[Recorded data]
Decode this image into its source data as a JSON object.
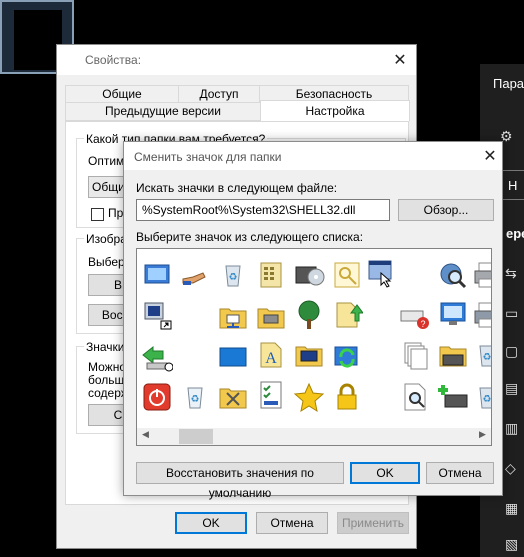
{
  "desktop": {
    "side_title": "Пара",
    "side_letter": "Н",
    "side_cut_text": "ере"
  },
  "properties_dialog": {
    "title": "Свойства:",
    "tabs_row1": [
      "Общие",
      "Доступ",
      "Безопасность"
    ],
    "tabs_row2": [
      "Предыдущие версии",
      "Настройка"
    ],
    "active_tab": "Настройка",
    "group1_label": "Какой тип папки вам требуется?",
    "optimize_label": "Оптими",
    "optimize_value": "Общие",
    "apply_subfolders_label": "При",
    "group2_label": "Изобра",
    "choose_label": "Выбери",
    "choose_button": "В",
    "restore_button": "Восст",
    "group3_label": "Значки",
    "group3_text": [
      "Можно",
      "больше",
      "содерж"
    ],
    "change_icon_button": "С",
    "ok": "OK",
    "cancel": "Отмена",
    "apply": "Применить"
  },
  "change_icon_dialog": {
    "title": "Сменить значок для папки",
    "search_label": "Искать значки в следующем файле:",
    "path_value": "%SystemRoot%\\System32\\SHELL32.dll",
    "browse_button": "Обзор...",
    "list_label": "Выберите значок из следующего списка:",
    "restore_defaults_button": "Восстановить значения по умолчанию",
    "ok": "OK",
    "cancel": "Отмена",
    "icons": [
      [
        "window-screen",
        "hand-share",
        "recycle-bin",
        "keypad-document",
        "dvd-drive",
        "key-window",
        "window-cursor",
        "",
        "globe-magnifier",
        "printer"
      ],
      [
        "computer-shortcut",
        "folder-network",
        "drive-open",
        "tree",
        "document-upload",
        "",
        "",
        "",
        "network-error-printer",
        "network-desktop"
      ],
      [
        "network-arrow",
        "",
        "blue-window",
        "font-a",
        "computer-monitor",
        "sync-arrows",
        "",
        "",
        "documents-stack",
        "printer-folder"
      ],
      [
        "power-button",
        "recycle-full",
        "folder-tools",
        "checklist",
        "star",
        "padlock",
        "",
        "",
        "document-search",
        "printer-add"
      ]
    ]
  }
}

* STATED PROBLEM: Which lines contain "папки"? Copy each of them.

* TASK SOLUTION:
    "group1_label": "Какой тип папки вам требуется?",
    "title": "Сменить значок для папки",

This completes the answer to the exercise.